Write each line out exactly, leaving none out.

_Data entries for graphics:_
==============================

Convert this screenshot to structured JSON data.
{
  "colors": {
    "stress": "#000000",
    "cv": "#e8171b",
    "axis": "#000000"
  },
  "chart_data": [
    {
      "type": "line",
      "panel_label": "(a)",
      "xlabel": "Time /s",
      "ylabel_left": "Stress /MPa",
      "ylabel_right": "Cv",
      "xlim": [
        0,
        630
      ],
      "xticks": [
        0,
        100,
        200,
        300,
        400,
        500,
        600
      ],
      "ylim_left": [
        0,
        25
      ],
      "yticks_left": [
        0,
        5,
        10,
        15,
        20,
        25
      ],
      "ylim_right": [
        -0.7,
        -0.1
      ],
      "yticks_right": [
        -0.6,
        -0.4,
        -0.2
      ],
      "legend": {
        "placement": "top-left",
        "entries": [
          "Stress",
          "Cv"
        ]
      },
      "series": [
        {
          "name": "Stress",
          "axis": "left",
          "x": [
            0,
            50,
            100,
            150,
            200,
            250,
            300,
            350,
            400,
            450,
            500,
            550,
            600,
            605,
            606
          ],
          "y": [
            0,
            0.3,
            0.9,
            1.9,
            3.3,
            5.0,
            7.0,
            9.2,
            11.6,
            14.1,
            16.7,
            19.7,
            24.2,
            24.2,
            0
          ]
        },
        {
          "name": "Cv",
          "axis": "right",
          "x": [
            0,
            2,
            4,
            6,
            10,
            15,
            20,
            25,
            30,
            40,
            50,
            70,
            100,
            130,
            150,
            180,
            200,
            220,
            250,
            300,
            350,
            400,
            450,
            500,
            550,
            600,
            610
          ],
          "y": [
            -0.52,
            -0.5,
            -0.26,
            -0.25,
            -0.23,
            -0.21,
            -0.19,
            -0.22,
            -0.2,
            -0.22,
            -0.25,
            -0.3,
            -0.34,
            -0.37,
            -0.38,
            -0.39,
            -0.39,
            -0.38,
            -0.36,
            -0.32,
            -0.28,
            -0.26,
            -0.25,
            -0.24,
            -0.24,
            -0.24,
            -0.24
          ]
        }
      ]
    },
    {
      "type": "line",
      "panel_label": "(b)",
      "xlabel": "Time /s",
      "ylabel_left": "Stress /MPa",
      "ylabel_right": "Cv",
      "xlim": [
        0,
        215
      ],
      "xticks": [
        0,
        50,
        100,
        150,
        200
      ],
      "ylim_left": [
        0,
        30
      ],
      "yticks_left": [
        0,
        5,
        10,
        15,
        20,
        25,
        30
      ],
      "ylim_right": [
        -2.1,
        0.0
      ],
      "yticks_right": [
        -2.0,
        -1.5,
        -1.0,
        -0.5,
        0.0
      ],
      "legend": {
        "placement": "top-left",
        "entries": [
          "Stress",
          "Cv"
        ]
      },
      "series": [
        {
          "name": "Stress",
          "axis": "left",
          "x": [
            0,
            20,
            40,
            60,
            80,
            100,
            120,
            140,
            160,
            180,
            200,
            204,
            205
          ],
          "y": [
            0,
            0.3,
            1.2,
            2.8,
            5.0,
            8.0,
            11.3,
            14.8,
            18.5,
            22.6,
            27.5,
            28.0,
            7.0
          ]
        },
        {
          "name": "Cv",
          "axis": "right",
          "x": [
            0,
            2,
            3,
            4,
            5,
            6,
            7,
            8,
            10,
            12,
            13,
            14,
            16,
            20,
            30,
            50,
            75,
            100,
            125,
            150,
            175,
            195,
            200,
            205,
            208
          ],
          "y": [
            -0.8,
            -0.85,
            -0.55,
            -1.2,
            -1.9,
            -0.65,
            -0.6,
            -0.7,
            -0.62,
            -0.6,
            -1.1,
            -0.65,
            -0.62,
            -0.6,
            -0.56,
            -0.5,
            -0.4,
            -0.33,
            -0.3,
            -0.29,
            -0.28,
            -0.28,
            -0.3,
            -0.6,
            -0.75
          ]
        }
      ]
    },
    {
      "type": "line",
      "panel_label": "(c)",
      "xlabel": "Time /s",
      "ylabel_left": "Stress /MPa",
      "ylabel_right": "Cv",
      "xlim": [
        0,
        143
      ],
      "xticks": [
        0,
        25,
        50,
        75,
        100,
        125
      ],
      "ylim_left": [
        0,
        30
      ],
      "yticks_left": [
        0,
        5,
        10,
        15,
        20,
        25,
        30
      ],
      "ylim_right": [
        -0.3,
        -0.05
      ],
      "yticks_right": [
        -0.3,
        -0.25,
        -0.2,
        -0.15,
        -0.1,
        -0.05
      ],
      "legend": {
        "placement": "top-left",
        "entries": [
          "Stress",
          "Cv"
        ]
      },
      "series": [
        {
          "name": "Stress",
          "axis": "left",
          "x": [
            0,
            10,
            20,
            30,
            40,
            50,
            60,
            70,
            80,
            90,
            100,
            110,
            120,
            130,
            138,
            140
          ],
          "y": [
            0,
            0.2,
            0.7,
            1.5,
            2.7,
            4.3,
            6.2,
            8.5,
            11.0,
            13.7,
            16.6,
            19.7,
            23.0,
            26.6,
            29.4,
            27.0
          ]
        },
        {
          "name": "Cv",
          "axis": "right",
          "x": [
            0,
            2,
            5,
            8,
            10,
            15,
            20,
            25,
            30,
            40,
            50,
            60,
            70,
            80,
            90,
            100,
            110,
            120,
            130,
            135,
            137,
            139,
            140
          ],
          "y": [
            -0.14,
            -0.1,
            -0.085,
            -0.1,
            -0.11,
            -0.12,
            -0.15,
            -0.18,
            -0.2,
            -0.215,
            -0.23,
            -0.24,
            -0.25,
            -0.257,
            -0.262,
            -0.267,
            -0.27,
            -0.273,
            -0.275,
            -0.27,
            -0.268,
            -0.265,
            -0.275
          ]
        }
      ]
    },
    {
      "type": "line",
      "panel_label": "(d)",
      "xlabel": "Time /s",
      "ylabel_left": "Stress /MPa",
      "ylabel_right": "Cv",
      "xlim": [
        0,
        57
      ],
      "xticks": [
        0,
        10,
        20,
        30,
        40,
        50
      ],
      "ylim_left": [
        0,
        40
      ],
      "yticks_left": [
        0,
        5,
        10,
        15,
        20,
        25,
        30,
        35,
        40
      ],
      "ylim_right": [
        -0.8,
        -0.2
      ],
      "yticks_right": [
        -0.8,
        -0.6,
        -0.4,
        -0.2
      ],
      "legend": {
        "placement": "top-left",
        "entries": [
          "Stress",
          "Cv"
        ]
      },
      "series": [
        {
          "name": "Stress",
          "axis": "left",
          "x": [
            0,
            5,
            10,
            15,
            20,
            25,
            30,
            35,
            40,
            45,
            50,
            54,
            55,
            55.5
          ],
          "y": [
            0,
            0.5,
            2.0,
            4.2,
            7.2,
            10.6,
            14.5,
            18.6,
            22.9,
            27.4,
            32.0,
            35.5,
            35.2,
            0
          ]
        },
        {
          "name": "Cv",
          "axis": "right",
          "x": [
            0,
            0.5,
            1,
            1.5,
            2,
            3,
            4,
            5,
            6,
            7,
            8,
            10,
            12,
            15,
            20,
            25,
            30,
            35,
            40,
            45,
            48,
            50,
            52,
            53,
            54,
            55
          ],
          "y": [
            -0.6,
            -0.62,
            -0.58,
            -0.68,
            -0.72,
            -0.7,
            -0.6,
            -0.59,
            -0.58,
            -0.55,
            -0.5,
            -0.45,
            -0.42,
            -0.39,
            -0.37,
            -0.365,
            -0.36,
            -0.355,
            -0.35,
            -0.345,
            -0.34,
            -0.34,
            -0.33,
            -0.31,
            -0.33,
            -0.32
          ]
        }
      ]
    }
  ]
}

==============================

_Response below:_
Convert this screenshot to structured JSON data.
{
  "colors": {
    "stress": "#000000",
    "cv": "#e8171b",
    "axis": "#000000"
  },
  "chart_data": [
    {
      "type": "line",
      "panel_label": "(a)",
      "xlabel": "Time /s",
      "ylabel_left": "Stress /MPa",
      "ylabel_right": "Cv",
      "xlim": [
        0,
        630
      ],
      "xticks": [
        0,
        100,
        200,
        300,
        400,
        500,
        600
      ],
      "ylim_left": [
        0,
        25
      ],
      "yticks_left": [
        0,
        5,
        10,
        15,
        20,
        25
      ],
      "ylim_right": [
        -0.7,
        -0.1
      ],
      "yticks_right": [
        -0.6,
        -0.4,
        -0.2
      ],
      "legend": {
        "placement": "top-left",
        "entries": [
          "Stress",
          "Cv"
        ]
      },
      "series": [
        {
          "name": "Stress",
          "axis": "left",
          "x": [
            0,
            50,
            100,
            150,
            200,
            250,
            300,
            350,
            400,
            450,
            500,
            550,
            600,
            605,
            606
          ],
          "y": [
            0,
            0.3,
            0.9,
            1.9,
            3.3,
            5.0,
            7.0,
            9.2,
            11.6,
            14.1,
            16.7,
            19.7,
            24.2,
            24.2,
            0
          ]
        },
        {
          "name": "Cv",
          "axis": "right",
          "x": [
            0,
            2,
            4,
            6,
            10,
            15,
            20,
            25,
            30,
            40,
            50,
            70,
            100,
            130,
            150,
            180,
            200,
            220,
            250,
            300,
            350,
            400,
            450,
            500,
            550,
            600,
            610
          ],
          "y": [
            -0.52,
            -0.5,
            -0.26,
            -0.25,
            -0.23,
            -0.21,
            -0.19,
            -0.22,
            -0.2,
            -0.22,
            -0.25,
            -0.3,
            -0.34,
            -0.37,
            -0.38,
            -0.39,
            -0.39,
            -0.38,
            -0.36,
            -0.32,
            -0.28,
            -0.26,
            -0.25,
            -0.24,
            -0.24,
            -0.24,
            -0.24
          ]
        }
      ]
    },
    {
      "type": "line",
      "panel_label": "(b)",
      "xlabel": "Time /s",
      "ylabel_left": "Stress /MPa",
      "ylabel_right": "Cv",
      "xlim": [
        0,
        215
      ],
      "xticks": [
        0,
        50,
        100,
        150,
        200
      ],
      "ylim_left": [
        0,
        30
      ],
      "yticks_left": [
        0,
        5,
        10,
        15,
        20,
        25,
        30
      ],
      "ylim_right": [
        -2.1,
        0.0
      ],
      "yticks_right": [
        -2.0,
        -1.5,
        -1.0,
        -0.5,
        0.0
      ],
      "legend": {
        "placement": "top-left",
        "entries": [
          "Stress",
          "Cv"
        ]
      },
      "series": [
        {
          "name": "Stress",
          "axis": "left",
          "x": [
            0,
            20,
            40,
            60,
            80,
            100,
            120,
            140,
            160,
            180,
            200,
            204,
            205
          ],
          "y": [
            0,
            0.3,
            1.2,
            2.8,
            5.0,
            8.0,
            11.3,
            14.8,
            18.5,
            22.6,
            27.5,
            28.0,
            7.0
          ]
        },
        {
          "name": "Cv",
          "axis": "right",
          "x": [
            0,
            2,
            3,
            4,
            5,
            6,
            7,
            8,
            10,
            12,
            13,
            14,
            16,
            20,
            30,
            50,
            75,
            100,
            125,
            150,
            175,
            195,
            200,
            205,
            208
          ],
          "y": [
            -0.8,
            -0.85,
            -0.55,
            -1.2,
            -1.9,
            -0.65,
            -0.6,
            -0.7,
            -0.62,
            -0.6,
            -1.1,
            -0.65,
            -0.62,
            -0.6,
            -0.56,
            -0.5,
            -0.4,
            -0.33,
            -0.3,
            -0.29,
            -0.28,
            -0.28,
            -0.3,
            -0.6,
            -0.75
          ]
        }
      ]
    },
    {
      "type": "line",
      "panel_label": "(c)",
      "xlabel": "Time /s",
      "ylabel_left": "Stress /MPa",
      "ylabel_right": "Cv",
      "xlim": [
        0,
        143
      ],
      "xticks": [
        0,
        25,
        50,
        75,
        100,
        125
      ],
      "ylim_left": [
        0,
        30
      ],
      "yticks_left": [
        0,
        5,
        10,
        15,
        20,
        25,
        30
      ],
      "ylim_right": [
        -0.3,
        -0.05
      ],
      "yticks_right": [
        -0.3,
        -0.25,
        -0.2,
        -0.15,
        -0.1,
        -0.05
      ],
      "legend": {
        "placement": "top-left",
        "entries": [
          "Stress",
          "Cv"
        ]
      },
      "series": [
        {
          "name": "Stress",
          "axis": "left",
          "x": [
            0,
            10,
            20,
            30,
            40,
            50,
            60,
            70,
            80,
            90,
            100,
            110,
            120,
            130,
            138,
            140
          ],
          "y": [
            0,
            0.2,
            0.7,
            1.5,
            2.7,
            4.3,
            6.2,
            8.5,
            11.0,
            13.7,
            16.6,
            19.7,
            23.0,
            26.6,
            29.4,
            27.0
          ]
        },
        {
          "name": "Cv",
          "axis": "right",
          "x": [
            0,
            2,
            5,
            8,
            10,
            15,
            20,
            25,
            30,
            40,
            50,
            60,
            70,
            80,
            90,
            100,
            110,
            120,
            130,
            135,
            137,
            139,
            140
          ],
          "y": [
            -0.14,
            -0.1,
            -0.085,
            -0.1,
            -0.11,
            -0.12,
            -0.15,
            -0.18,
            -0.2,
            -0.215,
            -0.23,
            -0.24,
            -0.25,
            -0.257,
            -0.262,
            -0.267,
            -0.27,
            -0.273,
            -0.275,
            -0.27,
            -0.268,
            -0.265,
            -0.275
          ]
        }
      ]
    },
    {
      "type": "line",
      "panel_label": "(d)",
      "xlabel": "Time /s",
      "ylabel_left": "Stress /MPa",
      "ylabel_right": "Cv",
      "xlim": [
        0,
        57
      ],
      "xticks": [
        0,
        10,
        20,
        30,
        40,
        50
      ],
      "ylim_left": [
        0,
        40
      ],
      "yticks_left": [
        0,
        5,
        10,
        15,
        20,
        25,
        30,
        35,
        40
      ],
      "ylim_right": [
        -0.8,
        -0.2
      ],
      "yticks_right": [
        -0.8,
        -0.6,
        -0.4,
        -0.2
      ],
      "legend": {
        "placement": "top-left",
        "entries": [
          "Stress",
          "Cv"
        ]
      },
      "series": [
        {
          "name": "Stress",
          "axis": "left",
          "x": [
            0,
            5,
            10,
            15,
            20,
            25,
            30,
            35,
            40,
            45,
            50,
            54,
            55,
            55.5
          ],
          "y": [
            0,
            0.5,
            2.0,
            4.2,
            7.2,
            10.6,
            14.5,
            18.6,
            22.9,
            27.4,
            32.0,
            35.5,
            35.2,
            0
          ]
        },
        {
          "name": "Cv",
          "axis": "right",
          "x": [
            0,
            0.5,
            1,
            1.5,
            2,
            3,
            4,
            5,
            6,
            7,
            8,
            10,
            12,
            15,
            20,
            25,
            30,
            35,
            40,
            45,
            48,
            50,
            52,
            53,
            54,
            55
          ],
          "y": [
            -0.6,
            -0.62,
            -0.58,
            -0.68,
            -0.72,
            -0.7,
            -0.6,
            -0.59,
            -0.58,
            -0.55,
            -0.5,
            -0.45,
            -0.42,
            -0.39,
            -0.37,
            -0.365,
            -0.36,
            -0.355,
            -0.35,
            -0.345,
            -0.34,
            -0.34,
            -0.33,
            -0.31,
            -0.33,
            -0.32
          ]
        }
      ]
    }
  ]
}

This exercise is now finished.